## begin Excerpted records

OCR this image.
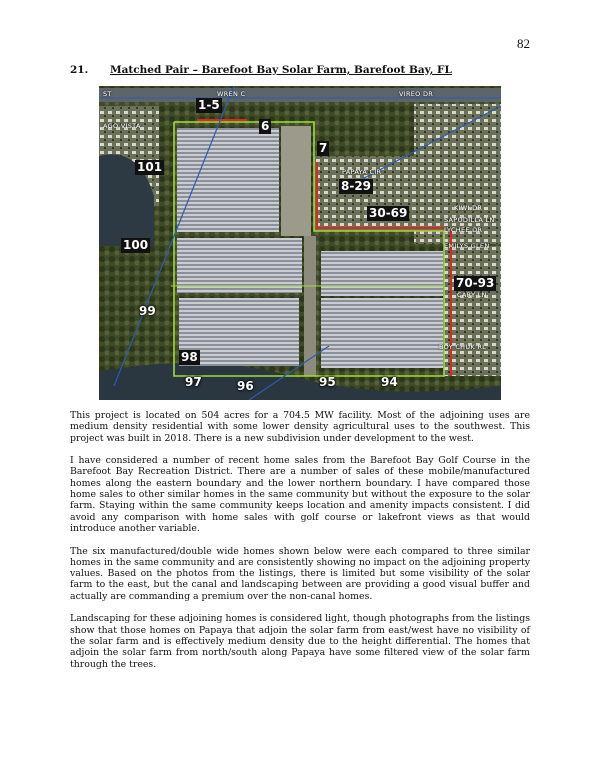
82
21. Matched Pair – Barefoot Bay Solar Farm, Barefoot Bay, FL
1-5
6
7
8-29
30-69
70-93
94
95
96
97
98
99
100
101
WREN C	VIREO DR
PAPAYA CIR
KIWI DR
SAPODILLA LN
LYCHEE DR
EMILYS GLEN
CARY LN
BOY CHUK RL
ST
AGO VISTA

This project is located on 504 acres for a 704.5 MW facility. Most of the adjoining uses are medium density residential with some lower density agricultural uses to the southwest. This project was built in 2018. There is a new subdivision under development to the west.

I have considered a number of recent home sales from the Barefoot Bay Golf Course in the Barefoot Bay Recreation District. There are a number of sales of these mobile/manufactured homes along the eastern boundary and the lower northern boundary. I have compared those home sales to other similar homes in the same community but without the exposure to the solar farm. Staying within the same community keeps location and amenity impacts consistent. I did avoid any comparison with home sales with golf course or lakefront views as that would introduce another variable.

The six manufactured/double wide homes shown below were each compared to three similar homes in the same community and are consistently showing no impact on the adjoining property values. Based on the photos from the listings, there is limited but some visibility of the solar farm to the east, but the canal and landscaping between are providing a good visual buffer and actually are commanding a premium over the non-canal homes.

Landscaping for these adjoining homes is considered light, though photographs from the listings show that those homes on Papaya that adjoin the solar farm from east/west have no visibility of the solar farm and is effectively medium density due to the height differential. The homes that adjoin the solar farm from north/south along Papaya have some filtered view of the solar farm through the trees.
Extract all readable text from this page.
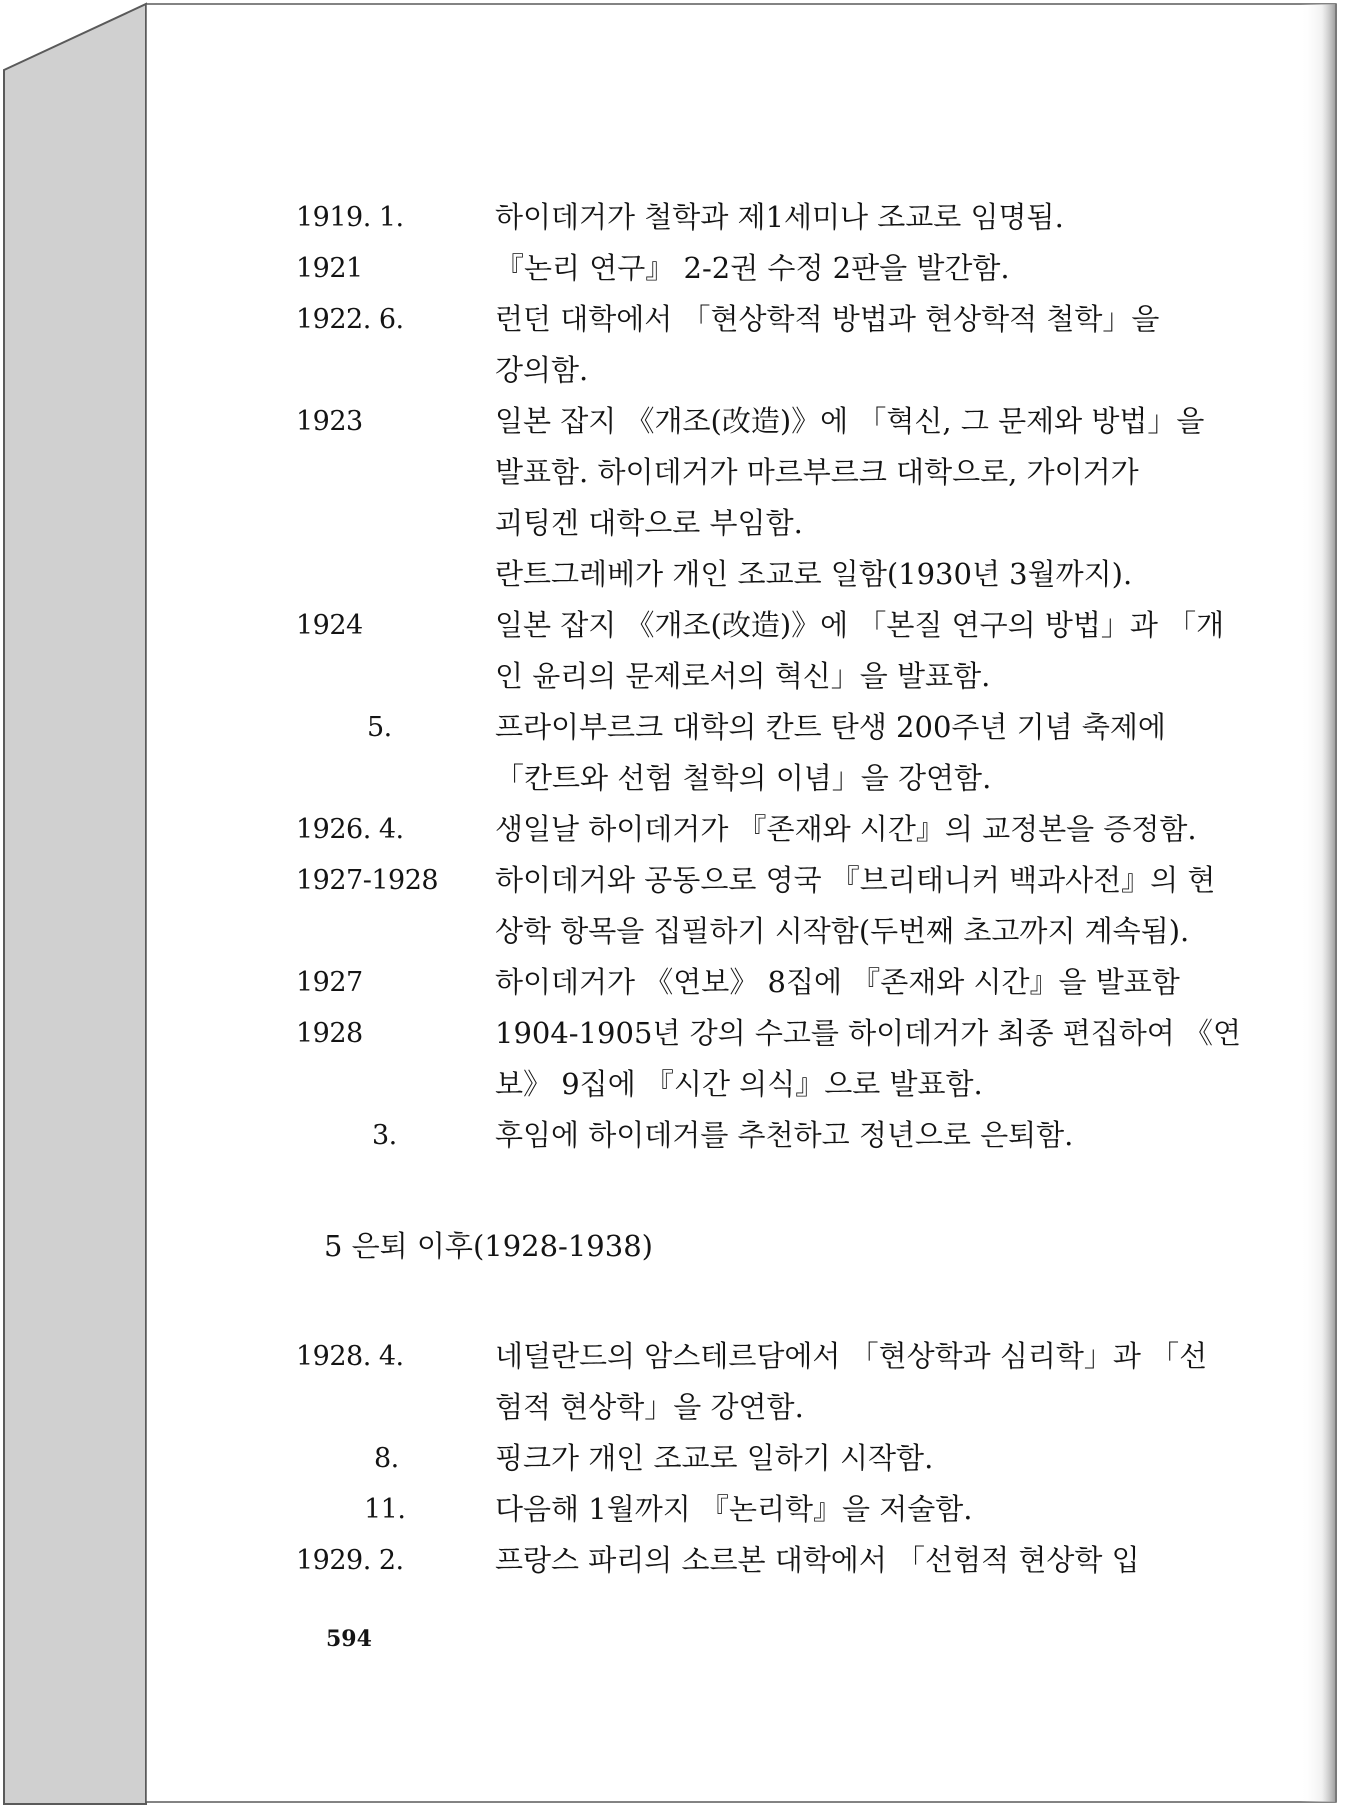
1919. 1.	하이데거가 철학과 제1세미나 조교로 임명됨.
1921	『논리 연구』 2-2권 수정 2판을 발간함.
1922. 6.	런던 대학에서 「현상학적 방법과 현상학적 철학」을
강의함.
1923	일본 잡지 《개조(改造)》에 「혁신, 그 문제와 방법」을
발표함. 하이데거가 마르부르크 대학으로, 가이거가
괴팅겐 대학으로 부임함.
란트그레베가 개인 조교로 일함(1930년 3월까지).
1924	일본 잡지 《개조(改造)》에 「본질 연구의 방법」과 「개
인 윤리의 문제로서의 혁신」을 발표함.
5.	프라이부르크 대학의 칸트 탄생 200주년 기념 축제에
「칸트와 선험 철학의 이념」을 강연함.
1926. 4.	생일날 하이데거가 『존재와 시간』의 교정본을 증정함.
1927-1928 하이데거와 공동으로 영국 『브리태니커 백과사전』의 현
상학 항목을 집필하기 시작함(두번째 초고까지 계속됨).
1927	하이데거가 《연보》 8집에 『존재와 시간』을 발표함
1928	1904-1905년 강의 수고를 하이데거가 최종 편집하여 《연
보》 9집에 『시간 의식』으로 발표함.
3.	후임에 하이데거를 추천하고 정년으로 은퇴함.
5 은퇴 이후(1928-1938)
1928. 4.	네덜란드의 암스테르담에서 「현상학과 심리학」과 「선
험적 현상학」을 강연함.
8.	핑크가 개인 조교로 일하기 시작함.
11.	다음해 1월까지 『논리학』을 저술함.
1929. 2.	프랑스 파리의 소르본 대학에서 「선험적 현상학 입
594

## end Excerpted records

## Exercise prompt
Report how many lines in the records hold the word "with", giving the number and nothing else.

## Task output
2